PROBLEM TO SOLVE: Repeat the listing in full, word for word.

RAW DATA:
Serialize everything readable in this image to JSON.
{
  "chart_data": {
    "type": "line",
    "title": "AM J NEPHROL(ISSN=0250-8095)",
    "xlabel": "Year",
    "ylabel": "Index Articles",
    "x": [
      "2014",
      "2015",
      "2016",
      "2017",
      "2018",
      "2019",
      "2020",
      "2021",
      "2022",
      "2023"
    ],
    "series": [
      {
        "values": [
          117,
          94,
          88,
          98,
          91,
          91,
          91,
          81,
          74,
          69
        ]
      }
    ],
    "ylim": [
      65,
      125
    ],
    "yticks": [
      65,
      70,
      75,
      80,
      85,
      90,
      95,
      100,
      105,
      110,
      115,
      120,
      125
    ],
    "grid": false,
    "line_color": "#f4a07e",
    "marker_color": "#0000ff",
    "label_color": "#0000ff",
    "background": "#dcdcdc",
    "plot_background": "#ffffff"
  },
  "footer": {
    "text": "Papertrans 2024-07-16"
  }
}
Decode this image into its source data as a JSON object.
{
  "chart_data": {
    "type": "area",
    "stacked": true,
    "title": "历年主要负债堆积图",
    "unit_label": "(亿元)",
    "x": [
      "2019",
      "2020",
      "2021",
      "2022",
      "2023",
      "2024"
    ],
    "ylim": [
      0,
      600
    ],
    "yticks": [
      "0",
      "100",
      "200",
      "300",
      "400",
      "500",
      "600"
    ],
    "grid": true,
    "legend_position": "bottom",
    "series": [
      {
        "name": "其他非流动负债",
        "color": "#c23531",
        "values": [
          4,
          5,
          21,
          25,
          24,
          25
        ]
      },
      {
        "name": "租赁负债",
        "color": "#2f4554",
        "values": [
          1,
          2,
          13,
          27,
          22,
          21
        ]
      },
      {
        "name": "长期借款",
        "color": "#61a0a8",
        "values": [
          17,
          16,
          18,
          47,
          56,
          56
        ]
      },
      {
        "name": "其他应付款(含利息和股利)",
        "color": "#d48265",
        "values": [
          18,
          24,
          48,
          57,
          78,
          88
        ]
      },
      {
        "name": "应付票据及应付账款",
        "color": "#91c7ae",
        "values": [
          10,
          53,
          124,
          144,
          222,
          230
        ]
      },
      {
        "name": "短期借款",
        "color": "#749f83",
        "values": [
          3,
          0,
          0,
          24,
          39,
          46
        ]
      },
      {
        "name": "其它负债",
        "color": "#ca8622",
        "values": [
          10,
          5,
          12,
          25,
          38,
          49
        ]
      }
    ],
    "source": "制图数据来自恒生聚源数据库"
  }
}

WRITTEN RESPONSE:
Serialize everything readable in this image to JSON.
{
  "chart_data": {
    "type": "line",
    "title": "AM J NEPHROL(ISSN=0250-8095)",
    "xlabel": "Year",
    "ylabel": "Index Articles",
    "x": [
      "2014",
      "2015",
      "2016",
      "2017",
      "2018",
      "2019",
      "2020",
      "2021",
      "2022",
      "2023"
    ],
    "series": [
      {
        "values": [
          117,
          94,
          88,
          98,
          91,
          91,
          91,
          81,
          74,
          69
        ]
      }
    ],
    "ylim": [
      65,
      125
    ],
    "yticks": [
      65,
      70,
      75,
      80,
      85,
      90,
      95,
      100,
      105,
      110,
      115,
      120,
      125
    ],
    "grid": false,
    "line_color": "#f4a07e",
    "marker_color": "#0000ff",
    "label_color": "#0000ff",
    "background": "#dcdcdc",
    "plot_background": "#ffffff"
  },
  "footer": {
    "text": "Papertrans 2024-07-16"
  }
}
Decode this image into its source data as a JSON object.
{
  "chart_data": {
    "type": "area",
    "stacked": true,
    "title": "历年主要负债堆积图",
    "unit_label": "(亿元)",
    "x": [
      "2019",
      "2020",
      "2021",
      "2022",
      "2023",
      "2024"
    ],
    "ylim": [
      0,
      600
    ],
    "yticks": [
      "0",
      "100",
      "200",
      "300",
      "400",
      "500",
      "600"
    ],
    "grid": true,
    "legend_position": "bottom",
    "series": [
      {
        "name": "其他非流动负债",
        "color": "#c23531",
        "values": [
          4,
          5,
          21,
          25,
          24,
          25
        ]
      },
      {
        "name": "租赁负债",
        "color": "#2f4554",
        "values": [
          1,
          2,
          13,
          27,
          22,
          21
        ]
      },
      {
        "name": "长期借款",
        "color": "#61a0a8",
        "values": [
          17,
          16,
          18,
          47,
          56,
          56
        ]
      },
      {
        "name": "其他应付款(含利息和股利)",
        "color": "#d48265",
        "values": [
          18,
          24,
          48,
          57,
          78,
          88
        ]
      },
      {
        "name": "应付票据及应付账款",
        "color": "#91c7ae",
        "values": [
          10,
          53,
          124,
          144,
          222,
          230
        ]
      },
      {
        "name": "短期借款",
        "color": "#749f83",
        "values": [
          3,
          0,
          0,
          24,
          39,
          46
        ]
      },
      {
        "name": "其它负债",
        "color": "#ca8622",
        "values": [
          10,
          5,
          12,
          25,
          38,
          49
        ]
      }
    ],
    "source": "制图数据来自恒生聚源数据库"
  }
}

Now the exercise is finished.